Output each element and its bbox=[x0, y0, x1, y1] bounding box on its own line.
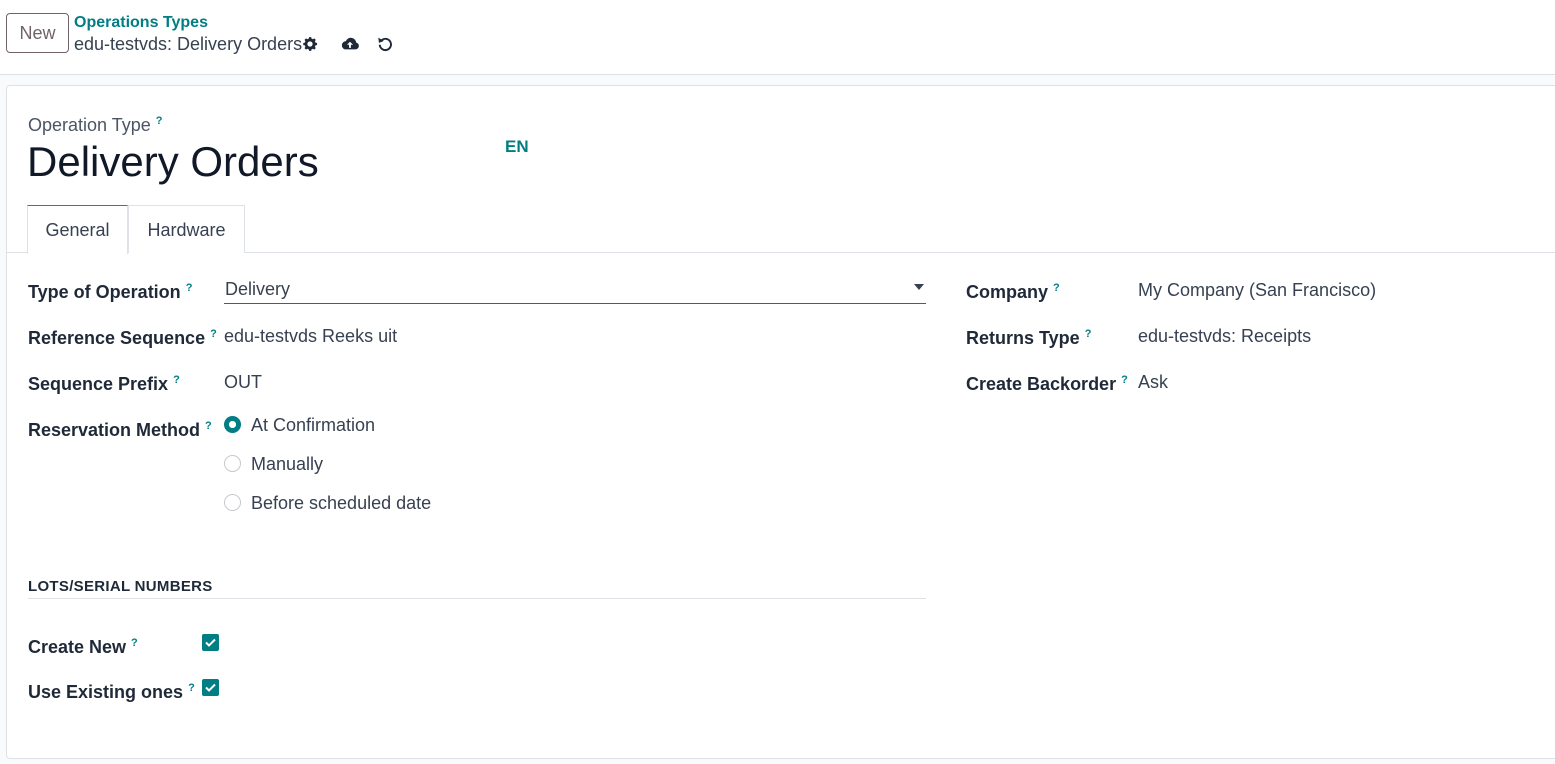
sequence-prefix-label: Sequence Prefix? bbox=[28, 369, 180, 395]
returns-type-value[interactable]: edu-testvds: Receipts bbox=[1138, 325, 1311, 347]
help-tooltip-icon[interactable]: ? bbox=[173, 374, 180, 386]
breadcrumb-parent-link[interactable]: Operations Types bbox=[74, 13, 208, 33]
help-tooltip-icon[interactable]: ? bbox=[205, 420, 212, 432]
tab-general[interactable]: General bbox=[27, 205, 128, 254]
language-button[interactable]: EN bbox=[505, 137, 529, 157]
type-of-operation-select[interactable]: Delivery bbox=[224, 274, 926, 304]
operation-type-label: Operation Type? bbox=[28, 110, 162, 136]
sequence-prefix-label-text: Sequence Prefix bbox=[28, 374, 169, 394]
company-label: Company? bbox=[966, 277, 1060, 303]
notebook-tabs: General Hardware bbox=[7, 205, 1555, 254]
help-tooltip-icon[interactable]: ? bbox=[1121, 374, 1128, 386]
new-button[interactable]: New bbox=[6, 13, 69, 53]
create-backorder-label-text: Create Backorder bbox=[966, 374, 1117, 394]
returns-type-label: Returns Type? bbox=[966, 323, 1091, 349]
company-label-text: Company bbox=[966, 282, 1049, 302]
sequence-prefix-value[interactable]: OUT bbox=[224, 371, 262, 393]
help-tooltip-icon[interactable]: ? bbox=[210, 328, 217, 340]
help-tooltip-icon[interactable]: ? bbox=[186, 282, 193, 294]
section-divider bbox=[28, 598, 926, 599]
check-icon bbox=[205, 683, 216, 692]
reservation-method-label-text: Reservation Method bbox=[28, 420, 201, 440]
radio-before-scheduled-date-label[interactable]: Before scheduled date bbox=[251, 492, 431, 514]
caret-down-icon bbox=[914, 284, 924, 290]
operation-type-label-text: Operation Type bbox=[28, 115, 151, 135]
help-tooltip-icon[interactable]: ? bbox=[1085, 328, 1092, 340]
discard-icon[interactable] bbox=[374, 33, 396, 55]
help-tooltip-icon[interactable]: ? bbox=[188, 682, 195, 694]
check-icon bbox=[205, 638, 216, 647]
type-of-operation-value: Delivery bbox=[225, 279, 291, 299]
reference-sequence-label: Reference Sequence? bbox=[28, 323, 217, 349]
cloud-upload-icon[interactable] bbox=[339, 33, 361, 55]
tab-hardware[interactable]: Hardware bbox=[128, 205, 245, 253]
use-existing-checkbox[interactable] bbox=[202, 679, 219, 696]
type-of-operation-label: Type of Operation? bbox=[28, 277, 192, 303]
reference-sequence-value[interactable]: edu-testvds Reeks uit bbox=[224, 325, 397, 347]
use-existing-label-text: Use Existing ones bbox=[28, 682, 184, 702]
create-backorder-value[interactable]: Ask bbox=[1138, 371, 1168, 393]
control-panel: New Operations Types edu-testvds: Delive… bbox=[0, 0, 1555, 75]
help-tooltip-icon[interactable]: ? bbox=[156, 115, 163, 127]
create-new-label: Create New? bbox=[28, 632, 138, 658]
create-backorder-label: Create Backorder? bbox=[966, 369, 1128, 395]
form-sheet: Operation Type? Delivery Orders EN Gener… bbox=[6, 85, 1555, 759]
help-tooltip-icon[interactable]: ? bbox=[1053, 282, 1060, 294]
create-new-checkbox[interactable] bbox=[202, 634, 219, 651]
record-title[interactable]: Delivery Orders bbox=[27, 136, 319, 188]
radio-at-confirmation[interactable] bbox=[224, 416, 241, 433]
use-existing-label: Use Existing ones? bbox=[28, 677, 195, 703]
create-new-label-text: Create New bbox=[28, 637, 127, 657]
gear-icon[interactable] bbox=[299, 33, 321, 55]
radio-manually[interactable] bbox=[224, 455, 241, 472]
radio-before-scheduled-date[interactable] bbox=[224, 494, 241, 511]
breadcrumb-current: edu-testvds: Delivery Orders bbox=[74, 34, 303, 54]
lots-section-title: LOTS/SERIAL NUMBERS bbox=[28, 578, 213, 595]
radio-manually-label[interactable]: Manually bbox=[251, 453, 323, 475]
help-tooltip-icon[interactable]: ? bbox=[131, 637, 138, 649]
radio-at-confirmation-label[interactable]: At Confirmation bbox=[251, 414, 375, 436]
reservation-method-label: Reservation Method? bbox=[28, 415, 212, 441]
type-of-operation-label-text: Type of Operation bbox=[28, 282, 181, 302]
returns-type-label-text: Returns Type bbox=[966, 328, 1080, 348]
reference-sequence-label-text: Reference Sequence bbox=[28, 328, 206, 348]
company-value[interactable]: My Company (San Francisco) bbox=[1138, 279, 1376, 301]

──────

## Your goal
Echo the part of the records that opens with the line containing "sequence-prefix-label: Sequence Prefix?" and closes with the line containing "sequence-prefix-label-text: Sequence Prefix", both included.

## Exercise solution
sequence-prefix-label: Sequence Prefix? bbox=[28, 369, 180, 395]
returns-type-value[interactable]: edu-testvds: Receipts bbox=[1138, 325, 1311, 347]
help-tooltip-icon[interactable]: ? bbox=[173, 374, 180, 386]
breadcrumb-parent-link[interactable]: Operations Types bbox=[74, 13, 208, 33]
help-tooltip-icon[interactable]: ? bbox=[205, 420, 212, 432]
tab-general[interactable]: General bbox=[27, 205, 128, 254]
language-button[interactable]: EN bbox=[505, 137, 529, 157]
type-of-operation-select[interactable]: Delivery bbox=[224, 274, 926, 304]
operation-type-label: Operation Type? bbox=[28, 110, 162, 136]
sequence-prefix-label-text: Sequence Prefix bbox=[28, 374, 169, 394]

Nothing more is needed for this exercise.